[Entries with figure data]
+++

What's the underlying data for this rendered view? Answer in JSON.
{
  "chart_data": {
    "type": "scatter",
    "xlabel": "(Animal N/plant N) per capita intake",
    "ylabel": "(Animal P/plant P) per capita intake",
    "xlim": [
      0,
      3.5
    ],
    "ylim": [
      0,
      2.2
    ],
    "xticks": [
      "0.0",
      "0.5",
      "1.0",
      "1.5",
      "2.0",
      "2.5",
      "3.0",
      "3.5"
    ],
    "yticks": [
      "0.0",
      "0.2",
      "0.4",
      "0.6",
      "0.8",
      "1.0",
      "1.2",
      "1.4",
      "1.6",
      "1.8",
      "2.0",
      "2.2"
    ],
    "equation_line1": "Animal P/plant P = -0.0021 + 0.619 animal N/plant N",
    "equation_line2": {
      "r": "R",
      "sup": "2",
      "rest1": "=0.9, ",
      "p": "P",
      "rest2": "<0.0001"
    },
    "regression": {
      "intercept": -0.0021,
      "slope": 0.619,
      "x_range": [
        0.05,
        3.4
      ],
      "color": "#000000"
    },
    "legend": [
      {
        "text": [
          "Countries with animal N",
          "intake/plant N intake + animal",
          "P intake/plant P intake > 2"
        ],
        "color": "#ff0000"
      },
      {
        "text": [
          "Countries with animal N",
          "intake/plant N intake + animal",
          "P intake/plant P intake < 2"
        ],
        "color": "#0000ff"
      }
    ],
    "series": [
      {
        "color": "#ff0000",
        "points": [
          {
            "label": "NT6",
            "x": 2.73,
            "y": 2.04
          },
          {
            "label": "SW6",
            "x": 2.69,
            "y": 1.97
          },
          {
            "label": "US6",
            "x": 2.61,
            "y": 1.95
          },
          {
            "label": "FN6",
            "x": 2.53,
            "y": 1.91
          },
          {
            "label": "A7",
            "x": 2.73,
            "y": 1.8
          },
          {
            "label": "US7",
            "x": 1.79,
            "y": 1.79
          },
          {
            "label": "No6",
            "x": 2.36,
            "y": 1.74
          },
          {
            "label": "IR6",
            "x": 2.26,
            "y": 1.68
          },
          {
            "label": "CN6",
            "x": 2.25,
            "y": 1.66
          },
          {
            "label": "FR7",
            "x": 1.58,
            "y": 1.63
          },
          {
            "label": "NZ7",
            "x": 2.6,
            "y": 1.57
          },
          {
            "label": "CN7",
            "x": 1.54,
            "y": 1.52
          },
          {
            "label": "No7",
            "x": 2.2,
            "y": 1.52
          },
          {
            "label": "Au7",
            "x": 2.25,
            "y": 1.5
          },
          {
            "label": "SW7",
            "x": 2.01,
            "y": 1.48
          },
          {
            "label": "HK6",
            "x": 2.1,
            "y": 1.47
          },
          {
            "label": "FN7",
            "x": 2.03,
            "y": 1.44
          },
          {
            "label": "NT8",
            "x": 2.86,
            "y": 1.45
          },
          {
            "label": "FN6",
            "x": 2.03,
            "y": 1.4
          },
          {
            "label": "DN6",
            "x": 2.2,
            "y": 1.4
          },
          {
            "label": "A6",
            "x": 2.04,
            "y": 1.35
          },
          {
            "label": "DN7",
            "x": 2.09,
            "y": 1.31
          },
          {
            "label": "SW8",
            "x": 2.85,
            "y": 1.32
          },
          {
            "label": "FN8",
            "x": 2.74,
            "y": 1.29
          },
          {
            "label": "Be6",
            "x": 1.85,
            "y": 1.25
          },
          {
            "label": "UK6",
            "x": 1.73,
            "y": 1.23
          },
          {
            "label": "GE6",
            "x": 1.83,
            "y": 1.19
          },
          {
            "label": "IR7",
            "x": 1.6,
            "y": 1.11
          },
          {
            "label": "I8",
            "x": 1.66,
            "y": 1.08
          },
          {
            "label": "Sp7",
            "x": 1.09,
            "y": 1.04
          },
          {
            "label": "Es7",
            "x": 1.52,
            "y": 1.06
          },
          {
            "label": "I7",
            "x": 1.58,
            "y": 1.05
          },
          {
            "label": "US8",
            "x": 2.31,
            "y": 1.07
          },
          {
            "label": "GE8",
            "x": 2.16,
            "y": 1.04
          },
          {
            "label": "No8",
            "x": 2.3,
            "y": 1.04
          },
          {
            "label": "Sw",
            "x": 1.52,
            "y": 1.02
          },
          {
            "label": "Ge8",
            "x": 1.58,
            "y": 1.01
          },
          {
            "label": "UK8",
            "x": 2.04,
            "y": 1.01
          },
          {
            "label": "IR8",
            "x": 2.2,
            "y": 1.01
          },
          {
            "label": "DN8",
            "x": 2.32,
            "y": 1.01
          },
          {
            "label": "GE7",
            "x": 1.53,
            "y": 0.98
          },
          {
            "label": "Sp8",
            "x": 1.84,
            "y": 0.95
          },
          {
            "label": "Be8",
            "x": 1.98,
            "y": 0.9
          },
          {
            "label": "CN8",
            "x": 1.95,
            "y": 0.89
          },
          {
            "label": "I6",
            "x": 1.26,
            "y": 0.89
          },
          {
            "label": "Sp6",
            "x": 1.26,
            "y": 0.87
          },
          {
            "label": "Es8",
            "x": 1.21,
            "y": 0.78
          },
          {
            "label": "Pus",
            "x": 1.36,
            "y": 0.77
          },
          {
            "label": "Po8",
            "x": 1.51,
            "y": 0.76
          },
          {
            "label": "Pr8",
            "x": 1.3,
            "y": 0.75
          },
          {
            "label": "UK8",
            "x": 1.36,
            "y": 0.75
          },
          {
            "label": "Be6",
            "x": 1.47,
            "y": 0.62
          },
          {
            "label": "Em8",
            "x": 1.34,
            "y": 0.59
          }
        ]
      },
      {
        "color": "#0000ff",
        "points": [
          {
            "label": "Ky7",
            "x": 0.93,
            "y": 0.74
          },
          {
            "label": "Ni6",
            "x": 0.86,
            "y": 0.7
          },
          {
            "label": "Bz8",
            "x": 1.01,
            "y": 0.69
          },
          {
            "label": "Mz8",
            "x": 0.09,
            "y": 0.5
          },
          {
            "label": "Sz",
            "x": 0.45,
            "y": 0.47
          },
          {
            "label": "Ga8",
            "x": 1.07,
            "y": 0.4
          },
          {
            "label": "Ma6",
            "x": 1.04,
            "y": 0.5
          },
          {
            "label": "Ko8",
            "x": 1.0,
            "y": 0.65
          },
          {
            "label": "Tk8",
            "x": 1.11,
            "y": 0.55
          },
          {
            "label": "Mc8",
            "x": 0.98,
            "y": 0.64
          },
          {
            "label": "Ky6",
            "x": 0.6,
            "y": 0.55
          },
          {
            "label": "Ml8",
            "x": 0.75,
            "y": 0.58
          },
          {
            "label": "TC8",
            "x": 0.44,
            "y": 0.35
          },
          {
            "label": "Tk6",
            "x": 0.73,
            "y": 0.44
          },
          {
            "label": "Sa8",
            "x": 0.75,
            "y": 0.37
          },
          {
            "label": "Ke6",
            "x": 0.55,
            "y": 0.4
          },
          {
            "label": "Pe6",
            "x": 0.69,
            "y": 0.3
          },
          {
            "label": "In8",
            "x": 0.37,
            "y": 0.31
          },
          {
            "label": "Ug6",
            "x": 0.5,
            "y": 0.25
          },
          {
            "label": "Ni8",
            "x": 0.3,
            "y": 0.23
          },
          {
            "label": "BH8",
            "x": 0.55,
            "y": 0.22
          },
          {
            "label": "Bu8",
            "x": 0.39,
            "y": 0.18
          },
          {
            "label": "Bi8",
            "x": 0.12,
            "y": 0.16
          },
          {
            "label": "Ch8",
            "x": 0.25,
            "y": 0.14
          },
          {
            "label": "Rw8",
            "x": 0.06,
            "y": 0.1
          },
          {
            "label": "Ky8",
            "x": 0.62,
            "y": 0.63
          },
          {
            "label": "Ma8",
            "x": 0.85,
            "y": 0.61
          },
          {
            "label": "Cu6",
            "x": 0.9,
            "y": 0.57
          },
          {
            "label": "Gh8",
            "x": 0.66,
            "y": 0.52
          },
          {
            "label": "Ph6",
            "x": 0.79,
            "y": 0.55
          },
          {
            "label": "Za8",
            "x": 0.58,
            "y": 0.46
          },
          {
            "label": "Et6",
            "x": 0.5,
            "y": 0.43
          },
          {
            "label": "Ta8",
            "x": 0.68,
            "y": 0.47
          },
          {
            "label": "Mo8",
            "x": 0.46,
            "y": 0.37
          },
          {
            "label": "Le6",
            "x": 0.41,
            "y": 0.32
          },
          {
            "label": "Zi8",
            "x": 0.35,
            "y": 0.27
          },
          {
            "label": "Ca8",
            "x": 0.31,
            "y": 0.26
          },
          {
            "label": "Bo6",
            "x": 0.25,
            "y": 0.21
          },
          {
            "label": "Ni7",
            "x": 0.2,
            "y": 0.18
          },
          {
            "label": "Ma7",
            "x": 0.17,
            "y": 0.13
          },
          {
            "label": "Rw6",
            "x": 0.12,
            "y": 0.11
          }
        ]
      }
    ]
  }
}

+++

# What you need to do
Gather each line in the data that holds the string "plant".

# Reply
    "xlabel": "(Animal N/plant N) per capita intake",
    "ylabel": "(Animal P/plant P) per capita intake",
    "equation_line1": "Animal P/plant P = -0.0021 + 0.619 animal N/plant N",
          "intake/plant N intake + animal",
          "P intake/plant P intake > 2"
          "intake/plant N intake + animal",
          "P intake/plant P intake < 2"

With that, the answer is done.